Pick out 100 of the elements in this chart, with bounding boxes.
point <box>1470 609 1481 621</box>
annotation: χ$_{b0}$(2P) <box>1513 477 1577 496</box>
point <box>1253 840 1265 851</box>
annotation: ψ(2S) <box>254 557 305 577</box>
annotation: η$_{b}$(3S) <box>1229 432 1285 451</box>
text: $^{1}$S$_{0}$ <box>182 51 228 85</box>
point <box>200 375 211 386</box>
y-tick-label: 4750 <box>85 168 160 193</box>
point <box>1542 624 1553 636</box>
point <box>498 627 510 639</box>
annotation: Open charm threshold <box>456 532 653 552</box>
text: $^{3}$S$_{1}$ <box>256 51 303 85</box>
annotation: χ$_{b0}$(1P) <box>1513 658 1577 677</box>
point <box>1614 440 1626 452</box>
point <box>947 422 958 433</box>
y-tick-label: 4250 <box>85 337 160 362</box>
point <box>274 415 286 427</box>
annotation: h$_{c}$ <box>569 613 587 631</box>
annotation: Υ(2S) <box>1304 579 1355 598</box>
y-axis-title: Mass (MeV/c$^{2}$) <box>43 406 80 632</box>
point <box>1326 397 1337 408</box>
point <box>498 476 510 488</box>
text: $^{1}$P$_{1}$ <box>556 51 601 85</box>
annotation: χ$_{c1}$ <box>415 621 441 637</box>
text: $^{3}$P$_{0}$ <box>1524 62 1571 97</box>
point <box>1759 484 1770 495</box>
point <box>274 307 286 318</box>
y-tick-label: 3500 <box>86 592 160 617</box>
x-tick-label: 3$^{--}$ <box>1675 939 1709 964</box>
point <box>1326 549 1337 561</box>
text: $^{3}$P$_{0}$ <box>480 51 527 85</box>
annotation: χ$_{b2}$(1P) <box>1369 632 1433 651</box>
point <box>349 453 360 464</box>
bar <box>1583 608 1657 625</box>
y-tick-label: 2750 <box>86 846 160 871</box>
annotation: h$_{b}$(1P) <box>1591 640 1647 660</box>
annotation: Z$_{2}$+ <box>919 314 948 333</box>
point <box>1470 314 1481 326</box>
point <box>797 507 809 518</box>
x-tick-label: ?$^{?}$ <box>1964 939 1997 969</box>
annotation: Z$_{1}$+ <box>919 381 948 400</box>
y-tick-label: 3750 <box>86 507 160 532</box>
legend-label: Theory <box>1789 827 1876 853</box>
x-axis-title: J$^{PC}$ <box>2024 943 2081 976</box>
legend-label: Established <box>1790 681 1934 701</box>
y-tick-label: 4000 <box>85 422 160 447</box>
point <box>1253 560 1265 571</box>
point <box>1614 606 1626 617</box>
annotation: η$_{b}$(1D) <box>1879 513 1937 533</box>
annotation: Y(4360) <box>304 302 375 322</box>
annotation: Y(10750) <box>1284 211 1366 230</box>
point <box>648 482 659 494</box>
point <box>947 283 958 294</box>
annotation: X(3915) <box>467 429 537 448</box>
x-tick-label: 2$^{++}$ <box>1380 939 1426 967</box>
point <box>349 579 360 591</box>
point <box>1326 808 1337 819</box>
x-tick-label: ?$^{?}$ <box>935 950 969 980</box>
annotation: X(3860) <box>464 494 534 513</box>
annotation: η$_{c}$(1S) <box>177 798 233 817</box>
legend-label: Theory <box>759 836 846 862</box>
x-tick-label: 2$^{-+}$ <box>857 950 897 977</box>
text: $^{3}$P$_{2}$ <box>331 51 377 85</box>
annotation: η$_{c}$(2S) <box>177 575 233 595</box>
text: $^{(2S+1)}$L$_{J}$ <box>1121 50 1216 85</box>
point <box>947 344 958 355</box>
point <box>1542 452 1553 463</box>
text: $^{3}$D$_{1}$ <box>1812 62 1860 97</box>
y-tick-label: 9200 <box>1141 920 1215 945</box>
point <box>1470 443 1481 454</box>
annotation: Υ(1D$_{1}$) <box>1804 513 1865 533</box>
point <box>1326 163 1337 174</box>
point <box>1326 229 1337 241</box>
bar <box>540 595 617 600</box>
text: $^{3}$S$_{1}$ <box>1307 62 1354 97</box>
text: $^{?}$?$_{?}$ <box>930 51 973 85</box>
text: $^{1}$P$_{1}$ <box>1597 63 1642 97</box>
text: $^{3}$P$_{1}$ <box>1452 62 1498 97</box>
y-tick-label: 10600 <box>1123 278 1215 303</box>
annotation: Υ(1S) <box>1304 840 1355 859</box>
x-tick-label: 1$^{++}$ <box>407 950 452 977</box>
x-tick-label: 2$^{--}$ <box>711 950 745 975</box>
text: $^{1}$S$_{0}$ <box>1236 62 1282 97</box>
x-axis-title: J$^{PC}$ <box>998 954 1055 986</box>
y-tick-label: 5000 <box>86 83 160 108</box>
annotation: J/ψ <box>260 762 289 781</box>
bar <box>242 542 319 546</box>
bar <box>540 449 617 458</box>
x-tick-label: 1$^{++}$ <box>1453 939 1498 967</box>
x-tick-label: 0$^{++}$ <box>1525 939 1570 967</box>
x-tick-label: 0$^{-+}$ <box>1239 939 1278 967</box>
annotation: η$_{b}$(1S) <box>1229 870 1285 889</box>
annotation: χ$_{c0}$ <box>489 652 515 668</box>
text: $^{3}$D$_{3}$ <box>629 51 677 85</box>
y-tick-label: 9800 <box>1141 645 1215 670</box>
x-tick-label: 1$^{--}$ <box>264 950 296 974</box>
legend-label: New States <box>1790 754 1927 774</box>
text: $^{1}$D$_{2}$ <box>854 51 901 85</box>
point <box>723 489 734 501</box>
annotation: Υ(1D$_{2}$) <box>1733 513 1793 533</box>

----------

> **To be done**
Copy out every one of the rows above verbatim, keeping each line's wording, symbols, and box coordinates unchanged.

> **Solved exercise**
Pick out 100 of the elements in this chart, with bounding boxes.
point <box>1470 609 1481 621</box>
annotation: χ$_{b0}$(2P) <box>1513 477 1577 496</box>
point <box>1253 840 1265 851</box>
annotation: ψ(2S) <box>254 557 305 577</box>
annotation: η$_{b}$(3S) <box>1229 432 1285 451</box>
text: $^{1}$S$_{0}$ <box>182 51 228 85</box>
point <box>200 375 211 386</box>
y-tick-label: 4750 <box>85 168 160 193</box>
point <box>1542 624 1553 636</box>
point <box>498 627 510 639</box>
annotation: Open charm threshold <box>456 532 653 552</box>
text: $^{3}$S$_{1}$ <box>256 51 303 85</box>
annotation: χ$_{b0}$(1P) <box>1513 658 1577 677</box>
point <box>1614 440 1626 452</box>
point <box>947 422 958 433</box>
y-tick-label: 4250 <box>85 337 160 362</box>
point <box>274 415 286 427</box>
annotation: h$_{c}$ <box>569 613 587 631</box>
annotation: Υ(2S) <box>1304 579 1355 598</box>
y-axis-title: Mass (MeV/c$^{2}$) <box>43 406 80 632</box>
point <box>1326 397 1337 408</box>
point <box>498 476 510 488</box>
text: $^{1}$P$_{1}$ <box>556 51 601 85</box>
annotation: χ$_{c1}$ <box>415 621 441 637</box>
text: $^{3}$P$_{0}$ <box>1524 62 1571 97</box>
point <box>1759 484 1770 495</box>
point <box>274 307 286 318</box>
y-tick-label: 3500 <box>86 592 160 617</box>
x-tick-label: 3$^{--}$ <box>1675 939 1709 964</box>
point <box>1326 549 1337 561</box>
text: $^{3}$P$_{0}$ <box>480 51 527 85</box>
annotation: χ$_{b2}$(1P) <box>1369 632 1433 651</box>
point <box>349 453 360 464</box>
bar <box>1583 608 1657 625</box>
y-tick-label: 2750 <box>86 846 160 871</box>
annotation: h$_{b}$(1P) <box>1591 640 1647 660</box>
annotation: Z$_{2}$+ <box>919 314 948 333</box>
point <box>1470 314 1481 326</box>
point <box>797 507 809 518</box>
x-tick-label: ?$^{?}$ <box>1964 939 1997 969</box>
annotation: Z$_{1}$+ <box>919 381 948 400</box>
y-tick-label: 3750 <box>86 507 160 532</box>
legend-label: Theory <box>1789 827 1876 853</box>
x-axis-title: J$^{PC}$ <box>2024 943 2081 976</box>
legend-label: Established <box>1790 681 1934 701</box>
y-tick-label: 4000 <box>85 422 160 447</box>
point <box>1253 560 1265 571</box>
point <box>1614 606 1626 617</box>
annotation: η$_{b}$(1D) <box>1879 513 1937 533</box>
annotation: Y(4360) <box>304 302 375 322</box>
annotation: Y(10750) <box>1284 211 1366 230</box>
point <box>648 482 659 494</box>
point <box>947 283 958 294</box>
annotation: X(3915) <box>467 429 537 448</box>
x-tick-label: 2$^{++}$ <box>1380 939 1426 967</box>
point <box>349 579 360 591</box>
point <box>1326 808 1337 819</box>
x-tick-label: ?$^{?}$ <box>935 950 969 980</box>
annotation: X(3860) <box>464 494 534 513</box>
annotation: η$_{c}$(1S) <box>177 798 233 817</box>
legend-label: Theory <box>759 836 846 862</box>
x-tick-label: 2$^{-+}$ <box>857 950 897 977</box>
text: $^{3}$P$_{2}$ <box>331 51 377 85</box>
annotation: η$_{c}$(2S) <box>177 575 233 595</box>
text: $^{(2S+1)}$L$_{J}$ <box>1121 50 1216 85</box>
point <box>947 344 958 355</box>
point <box>1542 452 1553 463</box>
text: $^{3}$D$_{1}$ <box>1812 62 1860 97</box>
y-tick-label: 9200 <box>1141 920 1215 945</box>
point <box>1470 443 1481 454</box>
annotation: Υ(1D$_{1}$) <box>1804 513 1865 533</box>
point <box>1326 163 1337 174</box>
point <box>1326 229 1337 241</box>
bar <box>540 595 617 600</box>
text: $^{3}$S$_{1}$ <box>1307 62 1354 97</box>
text: $^{?}$?$_{?}$ <box>930 51 973 85</box>
text: $^{1}$P$_{1}$ <box>1597 63 1642 97</box>
text: $^{3}$P$_{1}$ <box>1452 62 1498 97</box>
y-tick-label: 10600 <box>1123 278 1215 303</box>
annotation: Υ(1S) <box>1304 840 1355 859</box>
x-tick-label: 1$^{++}$ <box>407 950 452 977</box>
x-tick-label: 2$^{--}$ <box>711 950 745 975</box>
text: $^{1}$S$_{0}$ <box>1236 62 1282 97</box>
x-axis-title: J$^{PC}$ <box>998 954 1055 986</box>
y-tick-label: 5000 <box>86 83 160 108</box>
annotation: J/ψ <box>260 762 289 781</box>
bar <box>242 542 319 546</box>
bar <box>540 449 617 458</box>
x-tick-label: 1$^{++}$ <box>1453 939 1498 967</box>
x-tick-label: 0$^{++}$ <box>1525 939 1570 967</box>
x-tick-label: 0$^{-+}$ <box>1239 939 1278 967</box>
annotation: η$_{b}$(1S) <box>1229 870 1285 889</box>
annotation: χ$_{c0}$ <box>489 652 515 668</box>
text: $^{3}$D$_{3}$ <box>629 51 677 85</box>
y-tick-label: 9800 <box>1141 645 1215 670</box>
x-tick-label: 1$^{--}$ <box>264 950 296 974</box>
legend-label: New States <box>1790 754 1927 774</box>
text: $^{1}$D$_{2}$ <box>854 51 901 85</box>
point <box>723 489 734 501</box>
annotation: Υ(1D$_{2}$) <box>1733 513 1793 533</box>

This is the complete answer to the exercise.